WHAT TO PRODUCE »
Reproduce every line of the material below word for word, changing nothing.

───── STORED RECORDS

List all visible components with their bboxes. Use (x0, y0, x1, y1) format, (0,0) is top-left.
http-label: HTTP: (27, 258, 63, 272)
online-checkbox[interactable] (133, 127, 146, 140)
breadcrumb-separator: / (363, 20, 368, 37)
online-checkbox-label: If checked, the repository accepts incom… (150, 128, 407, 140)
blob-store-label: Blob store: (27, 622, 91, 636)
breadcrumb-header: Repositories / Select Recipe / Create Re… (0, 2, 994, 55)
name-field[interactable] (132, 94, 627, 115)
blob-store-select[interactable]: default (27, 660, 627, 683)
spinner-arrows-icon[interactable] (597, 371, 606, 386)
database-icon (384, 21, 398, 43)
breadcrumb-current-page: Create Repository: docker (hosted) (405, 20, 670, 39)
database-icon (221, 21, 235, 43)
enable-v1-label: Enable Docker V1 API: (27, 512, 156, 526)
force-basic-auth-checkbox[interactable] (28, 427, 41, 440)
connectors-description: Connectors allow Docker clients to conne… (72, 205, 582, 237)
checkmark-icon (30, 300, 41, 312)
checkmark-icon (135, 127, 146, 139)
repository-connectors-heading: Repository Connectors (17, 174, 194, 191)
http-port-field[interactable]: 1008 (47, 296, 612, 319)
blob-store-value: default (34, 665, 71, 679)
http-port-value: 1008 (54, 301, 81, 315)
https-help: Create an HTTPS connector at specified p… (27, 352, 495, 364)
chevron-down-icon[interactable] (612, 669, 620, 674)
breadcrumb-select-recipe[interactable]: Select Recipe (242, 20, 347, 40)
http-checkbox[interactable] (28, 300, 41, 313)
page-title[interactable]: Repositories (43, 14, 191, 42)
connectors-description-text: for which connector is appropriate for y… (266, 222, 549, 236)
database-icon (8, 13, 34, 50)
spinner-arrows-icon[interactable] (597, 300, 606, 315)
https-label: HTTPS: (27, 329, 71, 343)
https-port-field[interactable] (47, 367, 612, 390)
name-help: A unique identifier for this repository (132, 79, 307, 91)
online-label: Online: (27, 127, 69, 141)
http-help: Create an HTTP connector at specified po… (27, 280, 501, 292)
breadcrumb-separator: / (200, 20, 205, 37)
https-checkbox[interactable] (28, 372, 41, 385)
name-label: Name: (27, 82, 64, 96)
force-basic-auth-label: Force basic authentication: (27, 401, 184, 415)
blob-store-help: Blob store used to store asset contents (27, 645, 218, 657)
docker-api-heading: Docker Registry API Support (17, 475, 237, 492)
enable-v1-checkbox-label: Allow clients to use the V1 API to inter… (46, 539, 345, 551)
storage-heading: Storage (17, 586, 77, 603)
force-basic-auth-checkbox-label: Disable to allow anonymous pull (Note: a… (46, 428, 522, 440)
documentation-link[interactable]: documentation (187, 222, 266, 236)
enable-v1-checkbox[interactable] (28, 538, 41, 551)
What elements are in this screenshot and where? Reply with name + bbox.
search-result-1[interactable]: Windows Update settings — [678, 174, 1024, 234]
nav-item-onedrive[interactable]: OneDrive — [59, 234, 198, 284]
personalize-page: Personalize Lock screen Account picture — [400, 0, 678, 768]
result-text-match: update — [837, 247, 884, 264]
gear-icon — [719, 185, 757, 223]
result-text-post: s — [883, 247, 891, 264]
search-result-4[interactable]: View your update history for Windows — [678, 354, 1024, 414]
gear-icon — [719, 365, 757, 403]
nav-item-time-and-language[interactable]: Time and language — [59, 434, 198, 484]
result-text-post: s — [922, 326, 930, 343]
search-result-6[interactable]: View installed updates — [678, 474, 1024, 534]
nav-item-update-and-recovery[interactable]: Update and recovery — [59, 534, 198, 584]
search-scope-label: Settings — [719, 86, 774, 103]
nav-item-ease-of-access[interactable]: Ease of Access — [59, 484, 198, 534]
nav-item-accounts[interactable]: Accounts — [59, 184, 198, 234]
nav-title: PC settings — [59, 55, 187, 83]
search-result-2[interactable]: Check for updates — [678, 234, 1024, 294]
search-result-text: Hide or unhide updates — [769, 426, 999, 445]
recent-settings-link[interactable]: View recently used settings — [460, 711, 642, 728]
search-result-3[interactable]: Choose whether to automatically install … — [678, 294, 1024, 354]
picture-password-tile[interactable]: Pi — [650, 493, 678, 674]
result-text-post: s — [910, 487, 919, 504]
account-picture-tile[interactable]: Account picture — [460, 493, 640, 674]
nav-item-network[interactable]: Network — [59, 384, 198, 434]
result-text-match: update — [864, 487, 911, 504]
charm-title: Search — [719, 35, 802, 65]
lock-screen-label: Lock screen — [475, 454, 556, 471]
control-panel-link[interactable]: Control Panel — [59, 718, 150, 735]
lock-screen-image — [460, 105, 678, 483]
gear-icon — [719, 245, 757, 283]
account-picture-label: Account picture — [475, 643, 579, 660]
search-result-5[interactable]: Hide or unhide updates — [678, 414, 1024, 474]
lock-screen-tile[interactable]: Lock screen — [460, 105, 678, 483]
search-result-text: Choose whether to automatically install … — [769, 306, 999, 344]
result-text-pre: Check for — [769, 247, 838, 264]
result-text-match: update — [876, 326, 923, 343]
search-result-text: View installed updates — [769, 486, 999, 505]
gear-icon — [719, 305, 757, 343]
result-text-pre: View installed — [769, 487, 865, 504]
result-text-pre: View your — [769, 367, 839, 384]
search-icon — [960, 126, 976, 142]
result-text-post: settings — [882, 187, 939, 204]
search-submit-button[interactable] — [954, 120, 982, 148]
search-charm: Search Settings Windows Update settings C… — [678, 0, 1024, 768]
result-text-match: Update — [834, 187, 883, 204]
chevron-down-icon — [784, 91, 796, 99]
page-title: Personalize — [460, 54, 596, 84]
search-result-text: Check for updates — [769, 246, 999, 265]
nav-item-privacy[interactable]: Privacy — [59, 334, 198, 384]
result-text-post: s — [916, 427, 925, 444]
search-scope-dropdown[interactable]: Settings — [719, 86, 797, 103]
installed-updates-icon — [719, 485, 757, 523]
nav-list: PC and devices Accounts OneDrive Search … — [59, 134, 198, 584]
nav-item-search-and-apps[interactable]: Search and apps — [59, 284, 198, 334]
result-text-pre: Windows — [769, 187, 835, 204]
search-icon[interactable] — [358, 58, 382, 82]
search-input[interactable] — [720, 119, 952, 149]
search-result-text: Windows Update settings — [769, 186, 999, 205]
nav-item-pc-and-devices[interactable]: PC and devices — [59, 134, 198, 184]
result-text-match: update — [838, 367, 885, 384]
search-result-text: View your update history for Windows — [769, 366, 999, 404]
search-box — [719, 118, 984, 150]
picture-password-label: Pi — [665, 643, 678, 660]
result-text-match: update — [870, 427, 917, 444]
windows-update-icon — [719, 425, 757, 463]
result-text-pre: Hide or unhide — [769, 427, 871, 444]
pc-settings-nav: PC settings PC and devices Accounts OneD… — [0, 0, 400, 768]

──────────

ANSWER TO THE TASK »
List all visible components with their bboxes. Use (x0, y0, x1, y1) format, (0,0) is top-left.
http-label: HTTP: (27, 258, 63, 272)
online-checkbox[interactable] (133, 127, 146, 140)
breadcrumb-separator: / (363, 20, 368, 37)
online-checkbox-label: If checked, the repository accepts incom… (150, 128, 407, 140)
blob-store-label: Blob store: (27, 622, 91, 636)
breadcrumb-header: Repositories / Select Recipe / Create Re… (0, 2, 994, 55)
name-field[interactable] (132, 94, 627, 115)
blob-store-select[interactable]: default (27, 660, 627, 683)
spinner-arrows-icon[interactable] (597, 371, 606, 386)
database-icon (384, 21, 398, 43)
breadcrumb-current-page: Create Repository: docker (hosted) (405, 20, 670, 39)
database-icon (221, 21, 235, 43)
enable-v1-label: Enable Docker V1 API: (27, 512, 156, 526)
force-basic-auth-checkbox[interactable] (28, 427, 41, 440)
connectors-description: Connectors allow Docker clients to conne… (72, 205, 582, 237)
checkmark-icon (30, 300, 41, 312)
checkmark-icon (135, 127, 146, 139)
repository-connectors-heading: Repository Connectors (17, 174, 194, 191)
http-port-field[interactable]: 1008 (47, 296, 612, 319)
blob-store-value: default (34, 665, 71, 679)
http-port-value: 1008 (54, 301, 81, 315)
https-help: Create an HTTPS connector at specified p… (27, 352, 495, 364)
chevron-down-icon[interactable] (612, 669, 620, 674)
breadcrumb-select-recipe[interactable]: Select Recipe (242, 20, 347, 40)
http-checkbox[interactable] (28, 300, 41, 313)
page-title[interactable]: Repositories (43, 14, 191, 42)
connectors-description-text: for which connector is appropriate for y… (266, 222, 549, 236)
database-icon (8, 13, 34, 50)
spinner-arrows-icon[interactable] (597, 300, 606, 315)
https-label: HTTPS: (27, 329, 71, 343)
https-port-field[interactable] (47, 367, 612, 390)
name-help: A unique identifier for this repository (132, 79, 307, 91)
online-label: Online: (27, 127, 69, 141)
http-help: Create an HTTP connector at specified po… (27, 280, 501, 292)
breadcrumb-separator: / (200, 20, 205, 37)
https-checkbox[interactable] (28, 372, 41, 385)
name-label: Name: (27, 82, 64, 96)
force-basic-auth-label: Force basic authentication: (27, 401, 184, 415)
blob-store-help: Blob store used to store asset contents (27, 645, 218, 657)
docker-api-heading: Docker Registry API Support (17, 475, 237, 492)
enable-v1-checkbox-label: Allow clients to use the V1 API to inter… (46, 539, 345, 551)
storage-heading: Storage (17, 586, 77, 603)
force-basic-auth-checkbox-label: Disable to allow anonymous pull (Note: a… (46, 428, 522, 440)
documentation-link[interactable]: documentation (187, 222, 266, 236)
enable-v1-checkbox[interactable] (28, 538, 41, 551)
What elements are in this screenshot and where? Reply with name + bbox.
search-result-1[interactable]: Windows Update settings — [678, 174, 1024, 234]
nav-item-onedrive[interactable]: OneDrive — [59, 234, 198, 284]
personalize-page: Personalize Lock screen Account picture — [400, 0, 678, 768]
result-text-match: update — [837, 247, 884, 264]
gear-icon — [719, 185, 757, 223]
result-text-post: s — [883, 247, 891, 264]
search-result-4[interactable]: View your update history for Windows — [678, 354, 1024, 414]
gear-icon — [719, 365, 757, 403]
nav-item-time-and-language[interactable]: Time and language — [59, 434, 198, 484]
result-text-post: s — [922, 326, 930, 343]
search-result-6[interactable]: View installed updates — [678, 474, 1024, 534]
nav-item-update-and-recovery[interactable]: Update and recovery — [59, 534, 198, 584]
search-scope-label: Settings — [719, 86, 774, 103]
nav-item-ease-of-access[interactable]: Ease of Access — [59, 484, 198, 534]
nav-item-accounts[interactable]: Accounts — [59, 184, 198, 234]
nav-title: PC settings — [59, 55, 187, 83]
search-result-2[interactable]: Check for updates — [678, 234, 1024, 294]
search-result-text: Hide or unhide updates — [769, 426, 999, 445]
recent-settings-link[interactable]: View recently used settings — [460, 711, 642, 728]
search-result-3[interactable]: Choose whether to automatically install … — [678, 294, 1024, 354]
picture-password-tile[interactable]: Pi — [650, 493, 678, 674]
result-text-post: s — [910, 487, 919, 504]
account-picture-tile[interactable]: Account picture — [460, 493, 640, 674]
nav-item-network[interactable]: Network — [59, 384, 198, 434]
result-text-match: update — [864, 487, 911, 504]
charm-title: Search — [719, 35, 802, 65]
lock-screen-label: Lock screen — [475, 454, 556, 471]
control-panel-link[interactable]: Control Panel — [59, 718, 150, 735]
lock-screen-image — [460, 105, 678, 483]
gear-icon — [719, 245, 757, 283]
account-picture-label: Account picture — [475, 643, 579, 660]
search-result-5[interactable]: Hide or unhide updates — [678, 414, 1024, 474]
lock-screen-tile[interactable]: Lock screen — [460, 105, 678, 483]
search-result-text: Choose whether to automatically install … — [769, 306, 999, 344]
result-text-pre: Check for — [769, 247, 838, 264]
result-text-match: update — [876, 326, 923, 343]
search-result-text: View installed updates — [769, 486, 999, 505]
gear-icon — [719, 305, 757, 343]
result-text-pre: View installed — [769, 487, 865, 504]
result-text-pre: View your — [769, 367, 839, 384]
search-icon — [960, 126, 976, 142]
result-text-post: settings — [882, 187, 939, 204]
search-submit-button[interactable] — [954, 120, 982, 148]
search-charm: Search Settings Windows Update settings C… — [678, 0, 1024, 768]
result-text-match: Update — [834, 187, 883, 204]
chevron-down-icon — [784, 91, 796, 99]
page-title: Personalize — [460, 54, 596, 84]
search-result-text: Check for updates — [769, 246, 999, 265]
nav-item-privacy[interactable]: Privacy — [59, 334, 198, 384]
result-text-post: s — [916, 427, 925, 444]
search-scope-dropdown[interactable]: Settings — [719, 86, 797, 103]
installed-updates-icon — [719, 485, 757, 523]
nav-list: PC and devices Accounts OneDrive Search … — [59, 134, 198, 584]
nav-item-search-and-apps[interactable]: Search and apps — [59, 284, 198, 334]
result-text-pre: Windows — [769, 187, 835, 204]
search-icon[interactable] — [358, 58, 382, 82]
search-input[interactable] — [720, 119, 952, 149]
search-result-text: Windows Update settings — [769, 186, 999, 205]
nav-item-pc-and-devices[interactable]: PC and devices — [59, 134, 198, 184]
result-text-match: update — [838, 367, 885, 384]
search-result-text: View your update history for Windows — [769, 366, 999, 404]
search-box — [719, 118, 984, 150]
picture-password-label: Pi — [665, 643, 678, 660]
result-text-match: update — [870, 427, 917, 444]
windows-update-icon — [719, 425, 757, 463]
result-text-pre: Hide or unhide — [769, 427, 871, 444]
pc-settings-nav: PC settings PC and devices Accounts OneD… — [0, 0, 400, 768]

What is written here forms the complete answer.